**Problem details**
Exactly as written, please set down all of the entries again, with no pictures.

**Material for this exercise**
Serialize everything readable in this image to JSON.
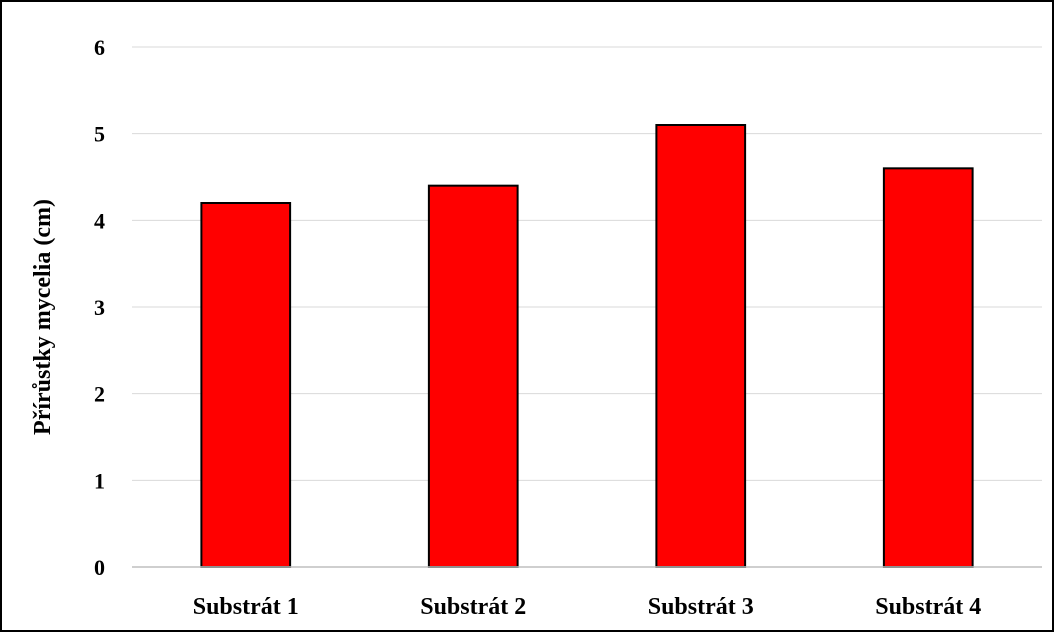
{
  "chart_data": {
    "type": "bar",
    "categories": [
      "Substrát 1",
      "Substrát 2",
      "Substrát 3",
      "Substrát 4"
    ],
    "values": [
      4.2,
      4.4,
      5.1,
      4.6
    ],
    "title": "",
    "xlabel": "",
    "ylabel": "Přírůstky mycelia (cm)",
    "ylim": [
      0,
      6
    ],
    "yticks": [
      "0",
      "1",
      "2",
      "3",
      "4",
      "5",
      "6"
    ],
    "grid": true,
    "legend": "none",
    "colors": {
      "bar_fill": "#ff0000",
      "bar_stroke": "#000000",
      "gridline": "#d9d9d9",
      "axis": "#bfbfbf"
    }
  }
}
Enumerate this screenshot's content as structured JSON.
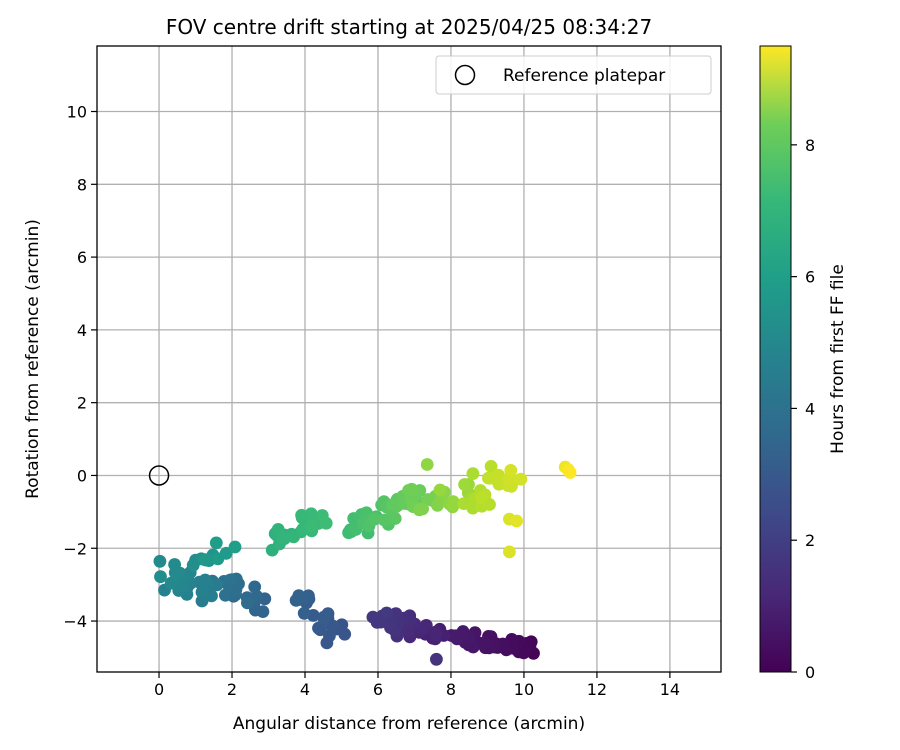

**Exercise response**
Serialize everything readable in this image to JSON.
{
  "chart_data": {
    "type": "bar",
    "categories": [
      "Substrát 1",
      "Substrát 2",
      "Substrát 3",
      "Substrát 4"
    ],
    "values": [
      4.2,
      4.4,
      5.1,
      4.6
    ],
    "title": "",
    "xlabel": "",
    "ylabel": "Přírůstky mycelia (cm)",
    "ylim": [
      0,
      6
    ],
    "yticks": [
      "0",
      "1",
      "2",
      "3",
      "4",
      "5",
      "6"
    ],
    "grid": true,
    "legend": "none",
    "colors": {
      "bar_fill": "#ff0000",
      "bar_stroke": "#000000",
      "gridline": "#d9d9d9",
      "axis": "#bfbfbf"
    }
  }
}
Enumerate this screenshot's content as structured JSON.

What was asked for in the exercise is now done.